Latihan 1 – Kutiplah bagian teks yang disediakan mulai dari "BATAMTODAY.COM, Jakarta - Indonesia" sampai dengan "lokal dengan penguasa.".
Latihan 2 – Menurut teks yang disediakan, lembaga apa yang melaporkan bahwa patronase antara penguasa dan pemilik modal di daerah telah mendorong deforestasi hutan secara besar-besaran?
Latihan 3 – Sebutkan semua unsur dalam teks yang disediakan pada baris yang unsur-unsurnya dipisahkan oleh tanda garis tegak (|).

Teks yang Disediakan –
┌──
Lulus Verifikasi Dewan Pers No.126/DP-Terverifikasi/K/X/2017

Praktik Persekongkolan Kepala Daerah Dorong Praktik Korupsi di Balik Alih Fungsi Hutan
Oleh : Redaksi
Sabtu | 04-01-2014 | 11:06 WIB
images.jpg Honda-Batam
Foto ilustrasi.

BATAMTODAY.COM, Jakarta - Indonesia Corruption Watch (ICW) melaporkan, patronase atau praktik persekongkolan antara penguasa dengan para pemilik modal di daerah telah mendorong deforestasi hutan secara besar-besaran.  Momen pemilihan umum kepala daerah (pilkada) kemudian hanya menjadi momen konsolidasi elit lokal dengan penguasa.
└──
Informasi yang Diberikan –
┌──
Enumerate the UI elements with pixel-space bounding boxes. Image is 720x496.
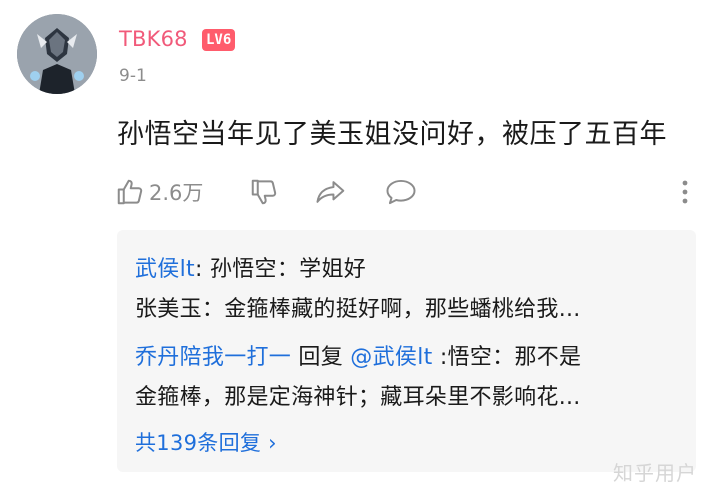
└──
Penyelesaian Lengkap 1 –
BATAMTODAY.COM, Jakarta - Indonesia Corruption Watch (ICW) melaporkan, patronase atau praktik persekongkolan antara penguasa dengan para pemilik modal di daerah telah mendorong deforestasi hutan secara besar-besaran.  Momen pemilihan umum kepala daerah (pilkada) kemudian hanya menjadi momen konsolidasi elit lokal dengan penguasa.

Penyelesaian Lengkap 2 – Indonesia Corruption Watch (ICW).

Penyelesaian Lengkap 3 – Sabtu; 04-01-2014; 11:06 WIB